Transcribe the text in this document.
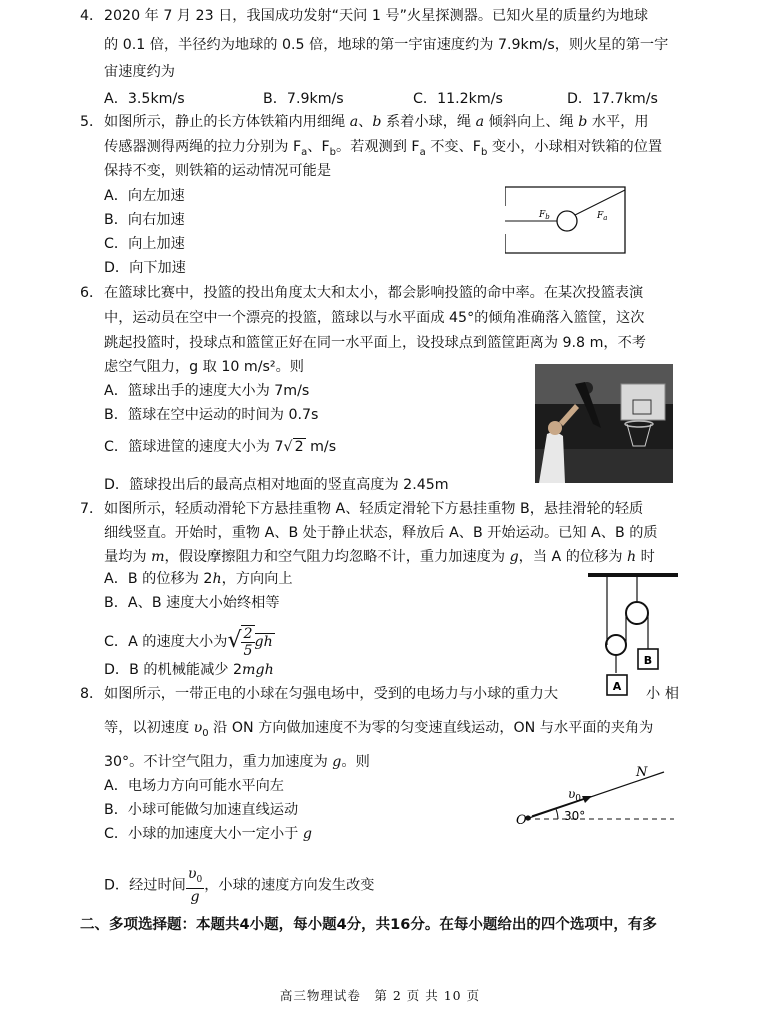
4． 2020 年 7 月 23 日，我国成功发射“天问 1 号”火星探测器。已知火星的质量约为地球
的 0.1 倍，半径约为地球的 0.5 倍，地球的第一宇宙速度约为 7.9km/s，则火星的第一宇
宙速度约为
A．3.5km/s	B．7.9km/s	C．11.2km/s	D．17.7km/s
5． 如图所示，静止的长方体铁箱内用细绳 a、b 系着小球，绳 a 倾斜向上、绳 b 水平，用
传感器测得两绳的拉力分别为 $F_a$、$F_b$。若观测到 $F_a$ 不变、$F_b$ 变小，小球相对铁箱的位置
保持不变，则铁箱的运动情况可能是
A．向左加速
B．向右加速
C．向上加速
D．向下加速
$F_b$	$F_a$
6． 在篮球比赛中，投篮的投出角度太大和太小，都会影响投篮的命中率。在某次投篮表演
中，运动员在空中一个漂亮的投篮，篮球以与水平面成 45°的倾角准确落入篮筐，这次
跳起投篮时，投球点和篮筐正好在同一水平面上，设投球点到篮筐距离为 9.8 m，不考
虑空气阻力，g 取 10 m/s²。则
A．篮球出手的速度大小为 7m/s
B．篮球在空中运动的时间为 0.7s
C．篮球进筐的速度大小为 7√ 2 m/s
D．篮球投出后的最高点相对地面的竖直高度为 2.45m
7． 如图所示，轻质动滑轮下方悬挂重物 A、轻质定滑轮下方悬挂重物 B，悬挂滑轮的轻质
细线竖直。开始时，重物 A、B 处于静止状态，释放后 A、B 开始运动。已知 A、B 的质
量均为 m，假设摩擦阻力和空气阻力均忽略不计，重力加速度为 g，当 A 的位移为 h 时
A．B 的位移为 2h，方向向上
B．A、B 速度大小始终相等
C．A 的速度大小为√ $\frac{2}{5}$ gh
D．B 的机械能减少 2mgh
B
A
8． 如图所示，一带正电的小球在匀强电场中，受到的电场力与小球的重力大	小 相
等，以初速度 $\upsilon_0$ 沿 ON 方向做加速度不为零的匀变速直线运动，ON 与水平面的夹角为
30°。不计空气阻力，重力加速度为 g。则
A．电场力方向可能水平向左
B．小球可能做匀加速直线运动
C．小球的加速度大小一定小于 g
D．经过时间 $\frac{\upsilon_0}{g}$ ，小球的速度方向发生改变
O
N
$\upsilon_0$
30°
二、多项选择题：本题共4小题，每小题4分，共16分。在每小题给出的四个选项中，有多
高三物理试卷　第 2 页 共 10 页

::::

→ Work to be completed
Omit each picture, then return all of the listing exactly as it stands.

→ Exercise solution
Transcribe the text in this document.
4． 2020 年 7 月 23 日，我国成功发射“天问 1 号”火星探测器。已知火星的质量约为地球
的 0.1 倍，半径约为地球的 0.5 倍，地球的第一宇宙速度约为 7.9km/s，则火星的第一宇
宙速度约为
A．3.5km/s	B．7.9km/s	C．11.2km/s	D．17.7km/s
5． 如图所示，静止的长方体铁箱内用细绳 a、b 系着小球，绳 a 倾斜向上、绳 b 水平，用
传感器测得两绳的拉力分别为 $F_a$、$F_b$。若观测到 $F_a$ 不变、$F_b$ 变小，小球相对铁箱的位置
保持不变，则铁箱的运动情况可能是
A．向左加速
B．向右加速
C．向上加速
D．向下加速
$F_b$	$F_a$
6． 在篮球比赛中，投篮的投出角度太大和太小，都会影响投篮的命中率。在某次投篮表演
中，运动员在空中一个漂亮的投篮，篮球以与水平面成 45°的倾角准确落入篮筐，这次
跳起投篮时，投球点和篮筐正好在同一水平面上，设投球点到篮筐距离为 9.8 m，不考
虑空气阻力，g 取 10 m/s²。则
A．篮球出手的速度大小为 7m/s
B．篮球在空中运动的时间为 0.7s
C．篮球进筐的速度大小为 7√ 2 m/s
D．篮球投出后的最高点相对地面的竖直高度为 2.45m
7． 如图所示，轻质动滑轮下方悬挂重物 A、轻质定滑轮下方悬挂重物 B，悬挂滑轮的轻质
细线竖直。开始时，重物 A、B 处于静止状态，释放后 A、B 开始运动。已知 A、B 的质
量均为 m，假设摩擦阻力和空气阻力均忽略不计，重力加速度为 g，当 A 的位移为 h 时
A．B 的位移为 2h，方向向上
B．A、B 速度大小始终相等
C．A 的速度大小为√ $\frac{2}{5}$ gh
D．B 的机械能减少 2mgh
B
A
8． 如图所示，一带正电的小球在匀强电场中，受到的电场力与小球的重力大	小 相
等，以初速度 $\upsilon_0$ 沿 ON 方向做加速度不为零的匀变速直线运动，ON 与水平面的夹角为
30°。不计空气阻力，重力加速度为 g。则
A．电场力方向可能水平向左
B．小球可能做匀加速直线运动
C．小球的加速度大小一定小于 g
D．经过时间 $\frac{\upsilon_0}{g}$ ，小球的速度方向发生改变
O
N
$\upsilon_0$
30°
二、多项选择题：本题共4小题，每小题4分，共16分。在每小题给出的四个选项中，有多
高三物理试卷　第 2 页 共 10 页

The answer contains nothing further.